Gather, from the listing beneath this task, every line holding the string "Mathilde".

§

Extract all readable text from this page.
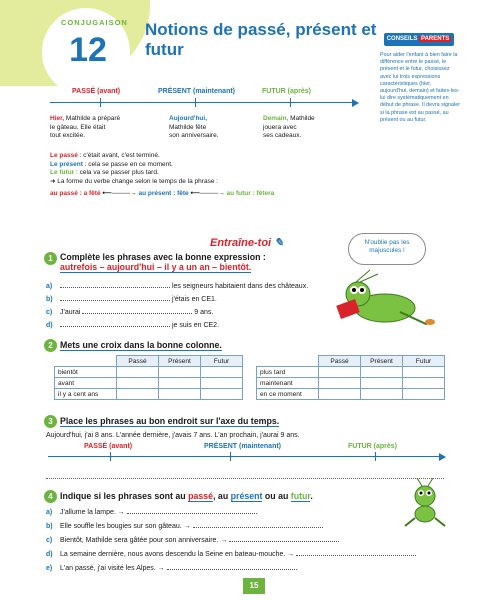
CONJUGAISON
12
Notions de passé, présent et futur
CONSEILS PARENTS
Pour aider l'enfant à bien faire la différence entre le passé, le présent et le futur, choisissez avec lui trois expressions caractéristiques (hier, aujourd'hui, demain) et faites-les-lui dire systématiquement en début de phrase. Il devra signaler si la phrase est au passé, au présent ou au futur.
PASSÉ (avant)	PRÉSENT (maintenant)	FUTUR (après)
Hier, Mathilde a préparé
le gâteau. Elle était
tout excitée.
Aujourd'hui,
Mathilde fête
son anniversaire.
Demain, Mathilde
jouera avec
ses cadeaux.
Le passé : c'était avant, c'est terminé.
Le présent : cela se passe en ce moment.
Le futur : cela va se passer plus tard.
➜ La forme du verbe change selon le temps de la phrase :
au passé : a fêté ⟵────→ au présent : fête ⟵────→ au futur : fêtera
Entraîne-toi ✎	N'oublie pas les majuscules !
1 Complète les phrases avec la bonne expression :
autrefois – aujourd'hui – il y a un an – bientôt.
a)	les seigneurs habitaient dans des châteaux.
b)	j'étais en CE1.
c) J'aurai	9 ans.
d)	je suis en CE2.
2 Mets une croix dans la bonne colonne.
	Passé	Présent	Futur
bientôt			
avant			
il y a cent ans			
	Passé	Présent	Futur
plus tard			
maintenant			
en ce moment			
3 Place les phrases au bon endroit sur l'axe du temps.
Aujourd'hui, j'ai 8 ans. L'année dernière, j'avais 7 ans. L'an prochain, j'aurai 9 ans.
PASSÉ (avant)	PRÉSENT (maintenant)	FUTUR (après)
4 Indique si les phrases sont au passé, au présent ou au futur.
a) J'allume la lampe. →
b) Elle souffle les bougies sur son gâteau. →
c) Bientôt, Mathilde sera gâtée pour son anniversaire. →
d) La semaine dernière, nous avons descendu la Seine en bateau-mouche. →
e) L'an passé, j'ai visité les Alpes. →
15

§

_SOLUTION_
Hier, Mathilde a préparé
Mathilde fête
Demain, Mathilde
c) Bientôt, Mathilde sera gâtée pour son anniversaire. →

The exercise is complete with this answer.